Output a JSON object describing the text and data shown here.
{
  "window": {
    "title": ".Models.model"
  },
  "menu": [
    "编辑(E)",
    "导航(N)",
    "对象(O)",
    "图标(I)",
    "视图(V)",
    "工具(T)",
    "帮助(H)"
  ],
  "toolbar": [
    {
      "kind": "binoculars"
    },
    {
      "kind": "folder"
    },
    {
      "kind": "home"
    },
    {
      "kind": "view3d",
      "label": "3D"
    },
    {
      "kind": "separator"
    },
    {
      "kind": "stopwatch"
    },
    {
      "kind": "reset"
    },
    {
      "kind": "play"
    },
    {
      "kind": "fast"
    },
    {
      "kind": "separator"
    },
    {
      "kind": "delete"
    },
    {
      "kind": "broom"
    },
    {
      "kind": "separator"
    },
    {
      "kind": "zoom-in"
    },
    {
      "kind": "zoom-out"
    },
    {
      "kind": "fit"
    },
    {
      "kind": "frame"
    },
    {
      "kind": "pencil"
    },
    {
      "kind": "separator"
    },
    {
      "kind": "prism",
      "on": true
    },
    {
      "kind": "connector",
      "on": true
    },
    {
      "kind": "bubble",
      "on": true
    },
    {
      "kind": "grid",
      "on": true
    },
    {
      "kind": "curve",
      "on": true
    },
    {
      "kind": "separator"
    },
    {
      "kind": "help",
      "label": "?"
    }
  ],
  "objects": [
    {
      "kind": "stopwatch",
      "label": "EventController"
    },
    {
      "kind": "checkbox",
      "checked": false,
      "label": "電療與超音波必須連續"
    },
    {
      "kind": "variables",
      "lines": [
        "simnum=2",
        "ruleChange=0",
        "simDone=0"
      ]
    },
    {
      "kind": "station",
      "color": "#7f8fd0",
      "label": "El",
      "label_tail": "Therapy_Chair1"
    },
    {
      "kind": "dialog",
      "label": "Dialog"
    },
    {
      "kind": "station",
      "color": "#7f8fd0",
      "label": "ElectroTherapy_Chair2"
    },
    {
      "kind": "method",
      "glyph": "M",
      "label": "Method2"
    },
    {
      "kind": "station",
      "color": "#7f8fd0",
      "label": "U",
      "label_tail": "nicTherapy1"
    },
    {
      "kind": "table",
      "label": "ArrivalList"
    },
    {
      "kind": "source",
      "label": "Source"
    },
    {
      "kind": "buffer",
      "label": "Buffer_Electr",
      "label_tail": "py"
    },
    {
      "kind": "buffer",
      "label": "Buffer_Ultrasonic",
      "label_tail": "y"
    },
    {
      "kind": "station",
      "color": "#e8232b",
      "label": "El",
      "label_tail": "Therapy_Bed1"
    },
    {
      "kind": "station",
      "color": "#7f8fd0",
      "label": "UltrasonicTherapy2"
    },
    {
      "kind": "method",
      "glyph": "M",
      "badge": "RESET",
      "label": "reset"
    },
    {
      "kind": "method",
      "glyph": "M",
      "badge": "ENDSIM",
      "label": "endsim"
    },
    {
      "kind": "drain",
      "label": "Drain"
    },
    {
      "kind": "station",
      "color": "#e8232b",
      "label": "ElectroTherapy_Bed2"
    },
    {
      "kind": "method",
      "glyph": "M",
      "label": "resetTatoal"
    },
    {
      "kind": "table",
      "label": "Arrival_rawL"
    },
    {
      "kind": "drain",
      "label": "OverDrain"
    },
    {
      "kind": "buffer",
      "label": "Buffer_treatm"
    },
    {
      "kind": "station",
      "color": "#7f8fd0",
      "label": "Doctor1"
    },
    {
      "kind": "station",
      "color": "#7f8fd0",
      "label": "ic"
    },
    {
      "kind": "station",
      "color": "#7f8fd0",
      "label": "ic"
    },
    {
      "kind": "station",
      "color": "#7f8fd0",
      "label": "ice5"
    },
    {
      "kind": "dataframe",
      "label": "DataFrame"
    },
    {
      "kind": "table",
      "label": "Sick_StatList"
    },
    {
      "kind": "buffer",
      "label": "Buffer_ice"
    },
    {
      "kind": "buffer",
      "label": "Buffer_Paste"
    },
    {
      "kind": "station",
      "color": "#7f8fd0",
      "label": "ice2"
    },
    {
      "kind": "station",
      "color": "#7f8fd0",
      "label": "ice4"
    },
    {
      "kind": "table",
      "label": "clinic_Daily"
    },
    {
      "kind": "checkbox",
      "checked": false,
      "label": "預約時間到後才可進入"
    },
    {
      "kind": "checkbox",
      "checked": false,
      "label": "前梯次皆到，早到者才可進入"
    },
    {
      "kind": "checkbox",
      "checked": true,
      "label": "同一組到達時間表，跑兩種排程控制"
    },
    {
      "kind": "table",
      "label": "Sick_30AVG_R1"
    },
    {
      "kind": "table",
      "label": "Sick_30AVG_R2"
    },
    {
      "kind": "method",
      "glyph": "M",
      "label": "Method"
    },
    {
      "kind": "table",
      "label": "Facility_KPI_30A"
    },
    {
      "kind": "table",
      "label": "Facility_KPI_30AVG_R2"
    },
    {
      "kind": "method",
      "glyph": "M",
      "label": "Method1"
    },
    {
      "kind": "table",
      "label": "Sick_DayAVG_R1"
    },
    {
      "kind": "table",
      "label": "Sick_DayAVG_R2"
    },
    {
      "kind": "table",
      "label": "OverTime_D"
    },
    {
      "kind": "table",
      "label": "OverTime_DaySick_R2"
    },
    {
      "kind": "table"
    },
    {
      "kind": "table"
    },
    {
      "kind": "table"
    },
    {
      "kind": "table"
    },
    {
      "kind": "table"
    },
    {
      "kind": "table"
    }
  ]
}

========================================================================

## Given problem:
Write out the records shown above, exactly as they appear.

## Response:
Output a JSON object describing the text and data shown here.
{
  "window": {
    "title": ".Models.model"
  },
  "menu": [
    "编辑(E)",
    "导航(N)",
    "对象(O)",
    "图标(I)",
    "视图(V)",
    "工具(T)",
    "帮助(H)"
  ],
  "toolbar": [
    {
      "kind": "binoculars"
    },
    {
      "kind": "folder"
    },
    {
      "kind": "home"
    },
    {
      "kind": "view3d",
      "label": "3D"
    },
    {
      "kind": "separator"
    },
    {
      "kind": "stopwatch"
    },
    {
      "kind": "reset"
    },
    {
      "kind": "play"
    },
    {
      "kind": "fast"
    },
    {
      "kind": "separator"
    },
    {
      "kind": "delete"
    },
    {
      "kind": "broom"
    },
    {
      "kind": "separator"
    },
    {
      "kind": "zoom-in"
    },
    {
      "kind": "zoom-out"
    },
    {
      "kind": "fit"
    },
    {
      "kind": "frame"
    },
    {
      "kind": "pencil"
    },
    {
      "kind": "separator"
    },
    {
      "kind": "prism",
      "on": true
    },
    {
      "kind": "connector",
      "on": true
    },
    {
      "kind": "bubble",
      "on": true
    },
    {
      "kind": "grid",
      "on": true
    },
    {
      "kind": "curve",
      "on": true
    },
    {
      "kind": "separator"
    },
    {
      "kind": "help",
      "label": "?"
    }
  ],
  "objects": [
    {
      "kind": "stopwatch",
      "label": "EventController"
    },
    {
      "kind": "checkbox",
      "checked": false,
      "label": "電療與超音波必須連續"
    },
    {
      "kind": "variables",
      "lines": [
        "simnum=2",
        "ruleChange=0",
        "simDone=0"
      ]
    },
    {
      "kind": "station",
      "color": "#7f8fd0",
      "label": "El",
      "label_tail": "Therapy_Chair1"
    },
    {
      "kind": "dialog",
      "label": "Dialog"
    },
    {
      "kind": "station",
      "color": "#7f8fd0",
      "label": "ElectroTherapy_Chair2"
    },
    {
      "kind": "method",
      "glyph": "M",
      "label": "Method2"
    },
    {
      "kind": "station",
      "color": "#7f8fd0",
      "label": "U",
      "label_tail": "nicTherapy1"
    },
    {
      "kind": "table",
      "label": "ArrivalList"
    },
    {
      "kind": "source",
      "label": "Source"
    },
    {
      "kind": "buffer",
      "label": "Buffer_Electr",
      "label_tail": "py"
    },
    {
      "kind": "buffer",
      "label": "Buffer_Ultrasonic",
      "label_tail": "y"
    },
    {
      "kind": "station",
      "color": "#e8232b",
      "label": "El",
      "label_tail": "Therapy_Bed1"
    },
    {
      "kind": "station",
      "color": "#7f8fd0",
      "label": "UltrasonicTherapy2"
    },
    {
      "kind": "method",
      "glyph": "M",
      "badge": "RESET",
      "label": "reset"
    },
    {
      "kind": "method",
      "glyph": "M",
      "badge": "ENDSIM",
      "label": "endsim"
    },
    {
      "kind": "drain",
      "label": "Drain"
    },
    {
      "kind": "station",
      "color": "#e8232b",
      "label": "ElectroTherapy_Bed2"
    },
    {
      "kind": "method",
      "glyph": "M",
      "label": "resetTatoal"
    },
    {
      "kind": "table",
      "label": "Arrival_rawL"
    },
    {
      "kind": "drain",
      "label": "OverDrain"
    },
    {
      "kind": "buffer",
      "label": "Buffer_treatm"
    },
    {
      "kind": "station",
      "color": "#7f8fd0",
      "label": "Doctor1"
    },
    {
      "kind": "station",
      "color": "#7f8fd0",
      "label": "ic"
    },
    {
      "kind": "station",
      "color": "#7f8fd0",
      "label": "ic"
    },
    {
      "kind": "station",
      "color": "#7f8fd0",
      "label": "ice5"
    },
    {
      "kind": "dataframe",
      "label": "DataFrame"
    },
    {
      "kind": "table",
      "label": "Sick_StatList"
    },
    {
      "kind": "buffer",
      "label": "Buffer_ice"
    },
    {
      "kind": "buffer",
      "label": "Buffer_Paste"
    },
    {
      "kind": "station",
      "color": "#7f8fd0",
      "label": "ice2"
    },
    {
      "kind": "station",
      "color": "#7f8fd0",
      "label": "ice4"
    },
    {
      "kind": "table",
      "label": "clinic_Daily"
    },
    {
      "kind": "checkbox",
      "checked": false,
      "label": "預約時間到後才可進入"
    },
    {
      "kind": "checkbox",
      "checked": false,
      "label": "前梯次皆到，早到者才可進入"
    },
    {
      "kind": "checkbox",
      "checked": true,
      "label": "同一組到達時間表，跑兩種排程控制"
    },
    {
      "kind": "table",
      "label": "Sick_30AVG_R1"
    },
    {
      "kind": "table",
      "label": "Sick_30AVG_R2"
    },
    {
      "kind": "method",
      "glyph": "M",
      "label": "Method"
    },
    {
      "kind": "table",
      "label": "Facility_KPI_30A"
    },
    {
      "kind": "table",
      "label": "Facility_KPI_30AVG_R2"
    },
    {
      "kind": "method",
      "glyph": "M",
      "label": "Method1"
    },
    {
      "kind": "table",
      "label": "Sick_DayAVG_R1"
    },
    {
      "kind": "table",
      "label": "Sick_DayAVG_R2"
    },
    {
      "kind": "table",
      "label": "OverTime_D"
    },
    {
      "kind": "table",
      "label": "OverTime_DaySick_R2"
    },
    {
      "kind": "table"
    },
    {
      "kind": "table"
    },
    {
      "kind": "table"
    },
    {
      "kind": "table"
    },
    {
      "kind": "table"
    },
    {
      "kind": "table"
    }
  ]
}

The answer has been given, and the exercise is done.